YOUR GOAL:
Return the material word for word. Do not include pictures.

Saved data entries:

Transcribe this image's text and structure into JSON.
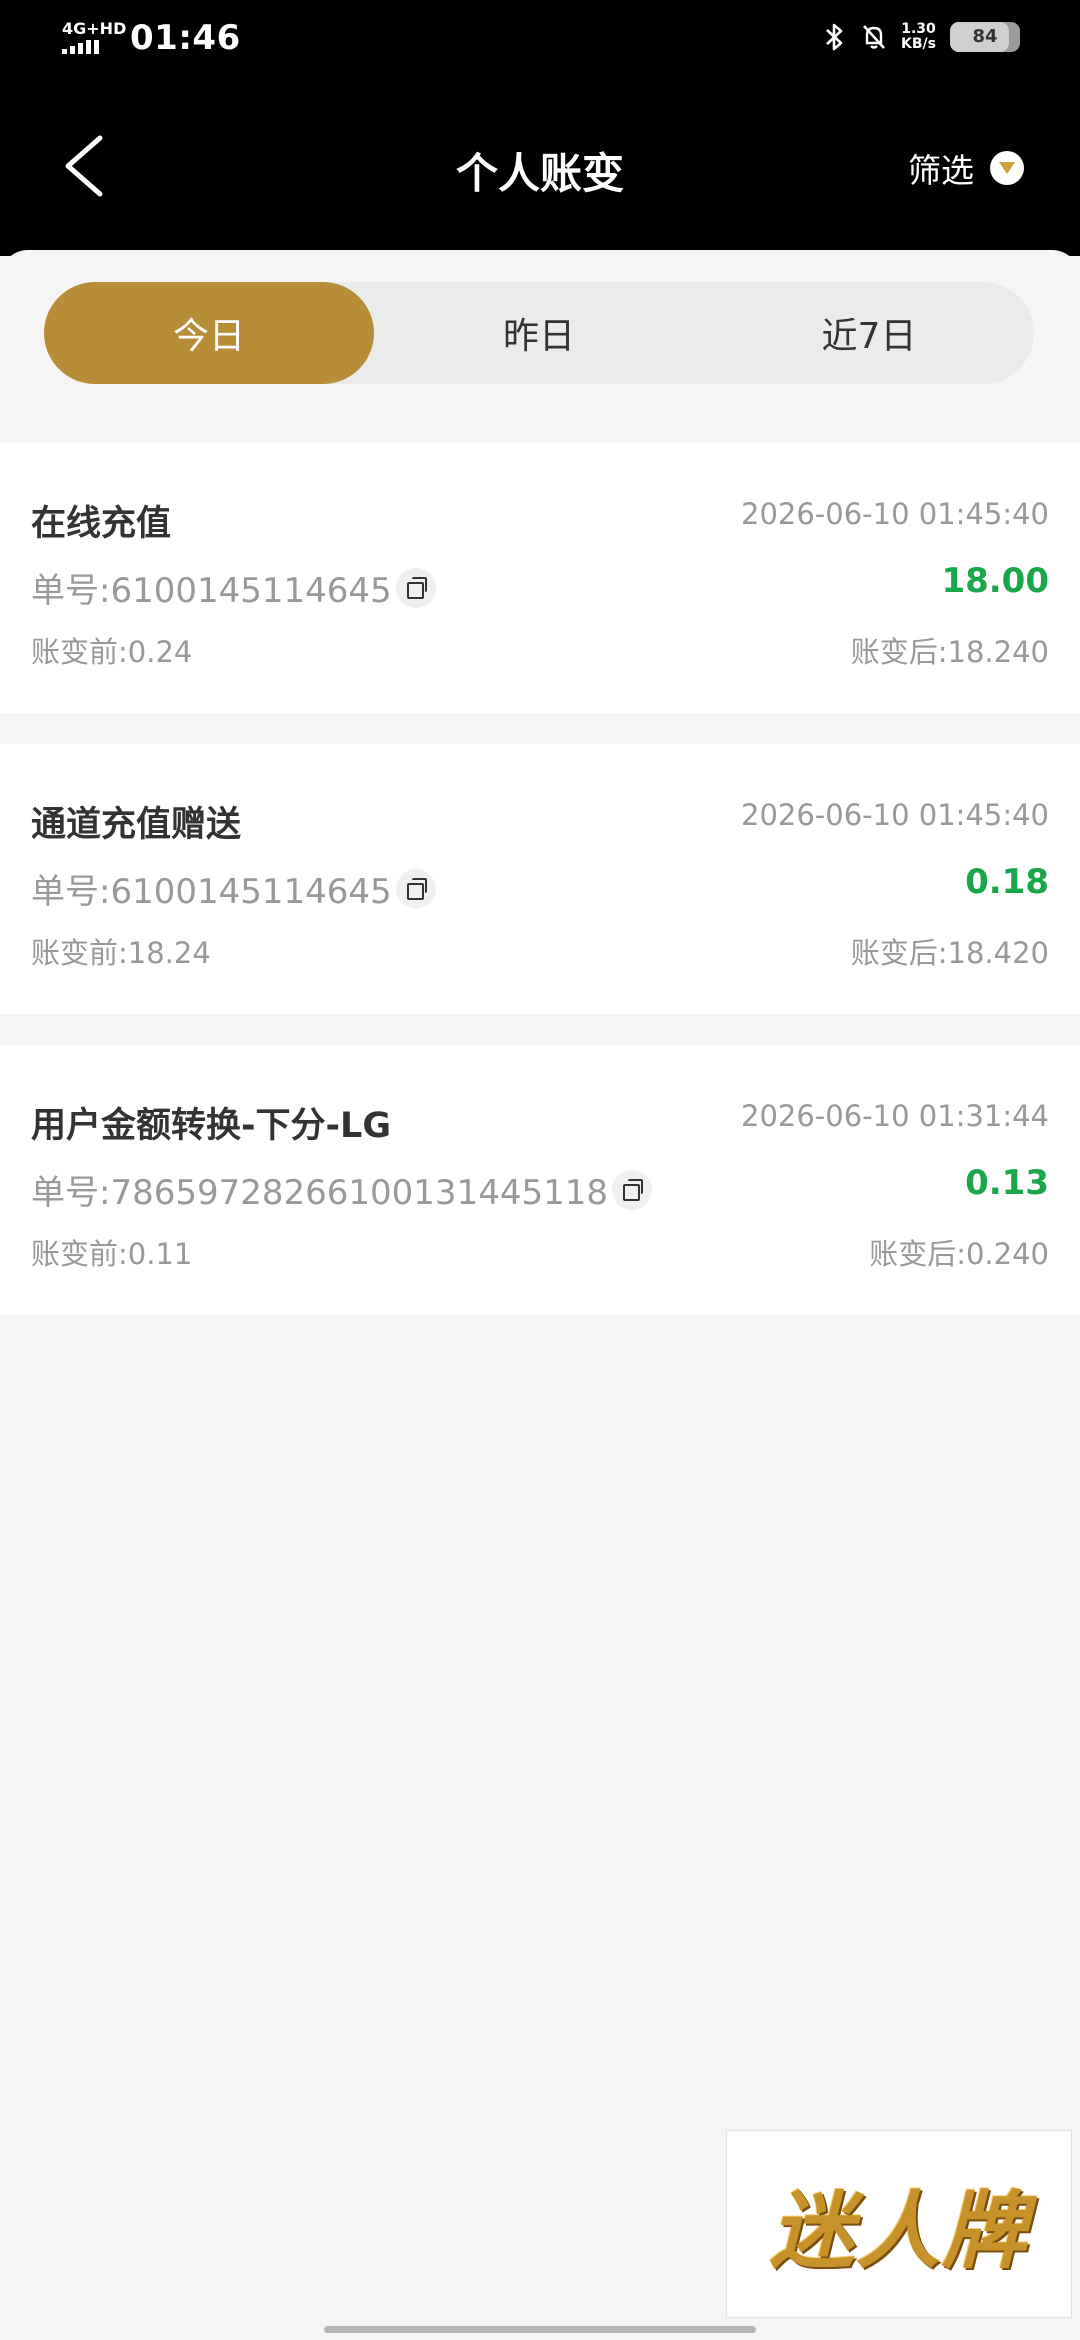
{
  "status_bar": {
    "network": "4G+HD",
    "time": "01:46",
    "speed_value": "1.30",
    "speed_unit": "KB/s",
    "battery": "84",
    "battery_level": 0.84
  },
  "header": {
    "title": "个人账变",
    "filter_label": "筛选",
    "back_icon": "chevron-left-icon",
    "filter_icon": "dropdown-circle-icon"
  },
  "tabs": [
    {
      "label": "今日",
      "active": true
    },
    {
      "label": "昨日",
      "active": false
    },
    {
      "label": "近7日",
      "active": false
    }
  ],
  "transactions": [
    {
      "title": "在线充值",
      "time": "2026-06-10 01:45:40",
      "order": "单号:6100145114645",
      "amount": "18.00",
      "before": "账变前:0.24",
      "after": "账变后:18.240"
    },
    {
      "title": "通道充值赠送",
      "time": "2026-06-10 01:45:40",
      "order": "单号:6100145114645",
      "amount": "0.18",
      "before": "账变前:18.24",
      "after": "账变后:18.420"
    },
    {
      "title": "用户金额转换-下分-LG",
      "time": "2026-06-10 01:31:44",
      "order": "单号:78659728266100131445118",
      "amount": "0.13",
      "before": "账变前:0.11",
      "after": "账变后:0.240"
    }
  ],
  "brand": {
    "text": "迷人牌"
  },
  "colors": {
    "accent": "#b78e37",
    "amount_positive": "#1aa64b",
    "header_bg": "#000000",
    "page_bg": "#f5f5f5"
  }
}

RESULT FOR THIS EXERCISE:
Transcribe this image's text and structure into JSON.
{
  "status_bar": {
    "network": "4G+HD",
    "time": "01:46",
    "speed_value": "1.30",
    "speed_unit": "KB/s",
    "battery": "84",
    "battery_level": 0.84
  },
  "header": {
    "title": "个人账变",
    "filter_label": "筛选",
    "back_icon": "chevron-left-icon",
    "filter_icon": "dropdown-circle-icon"
  },
  "tabs": [
    {
      "label": "今日",
      "active": true
    },
    {
      "label": "昨日",
      "active": false
    },
    {
      "label": "近7日",
      "active": false
    }
  ],
  "transactions": [
    {
      "title": "在线充值",
      "time": "2026-06-10 01:45:40",
      "order": "单号:6100145114645",
      "amount": "18.00",
      "before": "账变前:0.24",
      "after": "账变后:18.240"
    },
    {
      "title": "通道充值赠送",
      "time": "2026-06-10 01:45:40",
      "order": "单号:6100145114645",
      "amount": "0.18",
      "before": "账变前:18.24",
      "after": "账变后:18.420"
    },
    {
      "title": "用户金额转换-下分-LG",
      "time": "2026-06-10 01:31:44",
      "order": "单号:78659728266100131445118",
      "amount": "0.13",
      "before": "账变前:0.11",
      "after": "账变后:0.240"
    }
  ],
  "brand": {
    "text": "迷人牌"
  },
  "colors": {
    "accent": "#b78e37",
    "amount_positive": "#1aa64b",
    "header_bg": "#000000",
    "page_bg": "#f5f5f5"
  }
}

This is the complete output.